__Objective__
Repeat the material in full. Keep every line exactly as it is.

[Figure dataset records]
================
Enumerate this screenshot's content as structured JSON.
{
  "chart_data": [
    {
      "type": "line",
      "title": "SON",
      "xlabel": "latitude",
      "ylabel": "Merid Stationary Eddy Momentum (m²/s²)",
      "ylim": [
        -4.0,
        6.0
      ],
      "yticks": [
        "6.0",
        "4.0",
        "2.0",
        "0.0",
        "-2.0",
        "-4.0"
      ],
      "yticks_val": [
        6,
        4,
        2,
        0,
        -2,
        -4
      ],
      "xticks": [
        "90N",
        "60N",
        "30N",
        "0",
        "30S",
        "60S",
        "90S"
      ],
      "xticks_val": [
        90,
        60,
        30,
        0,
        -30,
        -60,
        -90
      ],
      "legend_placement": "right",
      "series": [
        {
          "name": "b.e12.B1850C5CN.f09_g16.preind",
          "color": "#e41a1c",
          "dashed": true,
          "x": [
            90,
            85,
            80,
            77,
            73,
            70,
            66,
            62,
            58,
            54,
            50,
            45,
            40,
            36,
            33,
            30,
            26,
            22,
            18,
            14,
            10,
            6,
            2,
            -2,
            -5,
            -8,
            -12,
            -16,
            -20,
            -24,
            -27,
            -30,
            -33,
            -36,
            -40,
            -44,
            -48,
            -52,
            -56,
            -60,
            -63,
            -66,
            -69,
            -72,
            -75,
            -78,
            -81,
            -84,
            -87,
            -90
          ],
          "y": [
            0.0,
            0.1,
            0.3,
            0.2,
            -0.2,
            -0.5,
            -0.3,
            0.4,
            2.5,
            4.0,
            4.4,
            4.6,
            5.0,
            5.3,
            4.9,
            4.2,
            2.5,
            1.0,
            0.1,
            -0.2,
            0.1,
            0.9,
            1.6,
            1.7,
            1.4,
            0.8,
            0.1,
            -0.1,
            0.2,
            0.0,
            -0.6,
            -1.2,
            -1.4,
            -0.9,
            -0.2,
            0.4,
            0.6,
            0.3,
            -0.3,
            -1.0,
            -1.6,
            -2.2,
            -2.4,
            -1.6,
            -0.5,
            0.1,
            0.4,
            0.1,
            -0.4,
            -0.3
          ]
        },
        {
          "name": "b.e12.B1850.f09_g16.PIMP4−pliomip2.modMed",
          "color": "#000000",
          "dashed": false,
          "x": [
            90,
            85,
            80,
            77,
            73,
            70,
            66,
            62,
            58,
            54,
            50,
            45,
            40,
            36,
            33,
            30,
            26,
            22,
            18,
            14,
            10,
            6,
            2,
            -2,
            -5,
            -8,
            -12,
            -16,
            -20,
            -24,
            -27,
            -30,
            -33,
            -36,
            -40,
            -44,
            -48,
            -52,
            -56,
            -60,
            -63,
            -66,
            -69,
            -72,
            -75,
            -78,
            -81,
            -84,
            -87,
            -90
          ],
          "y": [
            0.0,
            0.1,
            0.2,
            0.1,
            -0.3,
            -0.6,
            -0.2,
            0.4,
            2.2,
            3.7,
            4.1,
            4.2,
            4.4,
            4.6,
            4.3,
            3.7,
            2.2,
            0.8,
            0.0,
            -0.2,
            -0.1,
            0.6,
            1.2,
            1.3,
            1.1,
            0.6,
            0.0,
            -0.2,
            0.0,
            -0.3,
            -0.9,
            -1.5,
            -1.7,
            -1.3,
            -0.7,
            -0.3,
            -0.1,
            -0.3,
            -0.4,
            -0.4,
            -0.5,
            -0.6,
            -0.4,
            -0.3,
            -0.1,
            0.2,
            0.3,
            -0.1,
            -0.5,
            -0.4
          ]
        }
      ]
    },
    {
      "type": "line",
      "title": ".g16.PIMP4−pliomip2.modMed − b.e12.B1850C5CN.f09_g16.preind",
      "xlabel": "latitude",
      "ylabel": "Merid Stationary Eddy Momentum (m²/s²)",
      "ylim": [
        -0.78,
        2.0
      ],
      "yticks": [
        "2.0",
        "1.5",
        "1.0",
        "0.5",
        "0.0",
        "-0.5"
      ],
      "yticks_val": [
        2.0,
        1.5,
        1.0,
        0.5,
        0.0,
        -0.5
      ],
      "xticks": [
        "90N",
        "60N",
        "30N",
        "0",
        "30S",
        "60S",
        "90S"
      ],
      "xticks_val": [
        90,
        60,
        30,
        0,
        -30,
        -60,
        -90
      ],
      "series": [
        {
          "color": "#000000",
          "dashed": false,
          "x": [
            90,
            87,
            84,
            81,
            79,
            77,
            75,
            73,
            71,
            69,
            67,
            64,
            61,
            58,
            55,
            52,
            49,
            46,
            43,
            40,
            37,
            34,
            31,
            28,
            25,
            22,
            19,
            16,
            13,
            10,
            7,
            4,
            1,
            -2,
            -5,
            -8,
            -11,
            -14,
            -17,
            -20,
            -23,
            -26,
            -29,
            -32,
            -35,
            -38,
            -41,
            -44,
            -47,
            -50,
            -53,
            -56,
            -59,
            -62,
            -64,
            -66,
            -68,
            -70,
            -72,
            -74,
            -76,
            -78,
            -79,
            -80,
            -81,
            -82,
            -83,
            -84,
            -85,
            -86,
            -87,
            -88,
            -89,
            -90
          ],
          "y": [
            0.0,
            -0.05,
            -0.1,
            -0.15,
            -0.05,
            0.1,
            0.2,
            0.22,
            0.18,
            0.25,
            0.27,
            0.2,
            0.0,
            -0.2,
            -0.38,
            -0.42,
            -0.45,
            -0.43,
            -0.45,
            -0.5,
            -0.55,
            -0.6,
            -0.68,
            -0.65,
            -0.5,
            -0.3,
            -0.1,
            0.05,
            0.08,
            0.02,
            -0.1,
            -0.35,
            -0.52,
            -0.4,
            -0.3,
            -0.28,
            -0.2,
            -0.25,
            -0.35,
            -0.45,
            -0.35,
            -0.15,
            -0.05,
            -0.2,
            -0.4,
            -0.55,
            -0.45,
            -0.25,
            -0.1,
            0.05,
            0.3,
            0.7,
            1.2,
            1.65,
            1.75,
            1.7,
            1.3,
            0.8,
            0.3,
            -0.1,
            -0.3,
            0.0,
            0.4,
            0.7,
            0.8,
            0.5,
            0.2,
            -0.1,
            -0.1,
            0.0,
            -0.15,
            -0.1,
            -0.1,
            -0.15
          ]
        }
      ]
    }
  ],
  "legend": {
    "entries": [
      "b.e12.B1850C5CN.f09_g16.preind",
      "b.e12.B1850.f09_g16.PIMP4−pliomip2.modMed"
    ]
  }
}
================
__Task solution__
Enumerate this screenshot's content as structured JSON.
{
  "chart_data": [
    {
      "type": "line",
      "title": "SON",
      "xlabel": "latitude",
      "ylabel": "Merid Stationary Eddy Momentum (m²/s²)",
      "ylim": [
        -4.0,
        6.0
      ],
      "yticks": [
        "6.0",
        "4.0",
        "2.0",
        "0.0",
        "-2.0",
        "-4.0"
      ],
      "yticks_val": [
        6,
        4,
        2,
        0,
        -2,
        -4
      ],
      "xticks": [
        "90N",
        "60N",
        "30N",
        "0",
        "30S",
        "60S",
        "90S"
      ],
      "xticks_val": [
        90,
        60,
        30,
        0,
        -30,
        -60,
        -90
      ],
      "legend_placement": "right",
      "series": [
        {
          "name": "b.e12.B1850C5CN.f09_g16.preind",
          "color": "#e41a1c",
          "dashed": true,
          "x": [
            90,
            85,
            80,
            77,
            73,
            70,
            66,
            62,
            58,
            54,
            50,
            45,
            40,
            36,
            33,
            30,
            26,
            22,
            18,
            14,
            10,
            6,
            2,
            -2,
            -5,
            -8,
            -12,
            -16,
            -20,
            -24,
            -27,
            -30,
            -33,
            -36,
            -40,
            -44,
            -48,
            -52,
            -56,
            -60,
            -63,
            -66,
            -69,
            -72,
            -75,
            -78,
            -81,
            -84,
            -87,
            -90
          ],
          "y": [
            0.0,
            0.1,
            0.3,
            0.2,
            -0.2,
            -0.5,
            -0.3,
            0.4,
            2.5,
            4.0,
            4.4,
            4.6,
            5.0,
            5.3,
            4.9,
            4.2,
            2.5,
            1.0,
            0.1,
            -0.2,
            0.1,
            0.9,
            1.6,
            1.7,
            1.4,
            0.8,
            0.1,
            -0.1,
            0.2,
            0.0,
            -0.6,
            -1.2,
            -1.4,
            -0.9,
            -0.2,
            0.4,
            0.6,
            0.3,
            -0.3,
            -1.0,
            -1.6,
            -2.2,
            -2.4,
            -1.6,
            -0.5,
            0.1,
            0.4,
            0.1,
            -0.4,
            -0.3
          ]
        },
        {
          "name": "b.e12.B1850.f09_g16.PIMP4−pliomip2.modMed",
          "color": "#000000",
          "dashed": false,
          "x": [
            90,
            85,
            80,
            77,
            73,
            70,
            66,
            62,
            58,
            54,
            50,
            45,
            40,
            36,
            33,
            30,
            26,
            22,
            18,
            14,
            10,
            6,
            2,
            -2,
            -5,
            -8,
            -12,
            -16,
            -20,
            -24,
            -27,
            -30,
            -33,
            -36,
            -40,
            -44,
            -48,
            -52,
            -56,
            -60,
            -63,
            -66,
            -69,
            -72,
            -75,
            -78,
            -81,
            -84,
            -87,
            -90
          ],
          "y": [
            0.0,
            0.1,
            0.2,
            0.1,
            -0.3,
            -0.6,
            -0.2,
            0.4,
            2.2,
            3.7,
            4.1,
            4.2,
            4.4,
            4.6,
            4.3,
            3.7,
            2.2,
            0.8,
            0.0,
            -0.2,
            -0.1,
            0.6,
            1.2,
            1.3,
            1.1,
            0.6,
            0.0,
            -0.2,
            0.0,
            -0.3,
            -0.9,
            -1.5,
            -1.7,
            -1.3,
            -0.7,
            -0.3,
            -0.1,
            -0.3,
            -0.4,
            -0.4,
            -0.5,
            -0.6,
            -0.4,
            -0.3,
            -0.1,
            0.2,
            0.3,
            -0.1,
            -0.5,
            -0.4
          ]
        }
      ]
    },
    {
      "type": "line",
      "title": ".g16.PIMP4−pliomip2.modMed − b.e12.B1850C5CN.f09_g16.preind",
      "xlabel": "latitude",
      "ylabel": "Merid Stationary Eddy Momentum (m²/s²)",
      "ylim": [
        -0.78,
        2.0
      ],
      "yticks": [
        "2.0",
        "1.5",
        "1.0",
        "0.5",
        "0.0",
        "-0.5"
      ],
      "yticks_val": [
        2.0,
        1.5,
        1.0,
        0.5,
        0.0,
        -0.5
      ],
      "xticks": [
        "90N",
        "60N",
        "30N",
        "0",
        "30S",
        "60S",
        "90S"
      ],
      "xticks_val": [
        90,
        60,
        30,
        0,
        -30,
        -60,
        -90
      ],
      "series": [
        {
          "color": "#000000",
          "dashed": false,
          "x": [
            90,
            87,
            84,
            81,
            79,
            77,
            75,
            73,
            71,
            69,
            67,
            64,
            61,
            58,
            55,
            52,
            49,
            46,
            43,
            40,
            37,
            34,
            31,
            28,
            25,
            22,
            19,
            16,
            13,
            10,
            7,
            4,
            1,
            -2,
            -5,
            -8,
            -11,
            -14,
            -17,
            -20,
            -23,
            -26,
            -29,
            -32,
            -35,
            -38,
            -41,
            -44,
            -47,
            -50,
            -53,
            -56,
            -59,
            -62,
            -64,
            -66,
            -68,
            -70,
            -72,
            -74,
            -76,
            -78,
            -79,
            -80,
            -81,
            -82,
            -83,
            -84,
            -85,
            -86,
            -87,
            -88,
            -89,
            -90
          ],
          "y": [
            0.0,
            -0.05,
            -0.1,
            -0.15,
            -0.05,
            0.1,
            0.2,
            0.22,
            0.18,
            0.25,
            0.27,
            0.2,
            0.0,
            -0.2,
            -0.38,
            -0.42,
            -0.45,
            -0.43,
            -0.45,
            -0.5,
            -0.55,
            -0.6,
            -0.68,
            -0.65,
            -0.5,
            -0.3,
            -0.1,
            0.05,
            0.08,
            0.02,
            -0.1,
            -0.35,
            -0.52,
            -0.4,
            -0.3,
            -0.28,
            -0.2,
            -0.25,
            -0.35,
            -0.45,
            -0.35,
            -0.15,
            -0.05,
            -0.2,
            -0.4,
            -0.55,
            -0.45,
            -0.25,
            -0.1,
            0.05,
            0.3,
            0.7,
            1.2,
            1.65,
            1.75,
            1.7,
            1.3,
            0.8,
            0.3,
            -0.1,
            -0.3,
            0.0,
            0.4,
            0.7,
            0.8,
            0.5,
            0.2,
            -0.1,
            -0.1,
            0.0,
            -0.15,
            -0.1,
            -0.1,
            -0.15
          ]
        }
      ]
    }
  ],
  "legend": {
    "entries": [
      "b.e12.B1850C5CN.f09_g16.preind",
      "b.e12.B1850.f09_g16.PIMP4−pliomip2.modMed"
    ]
  }
}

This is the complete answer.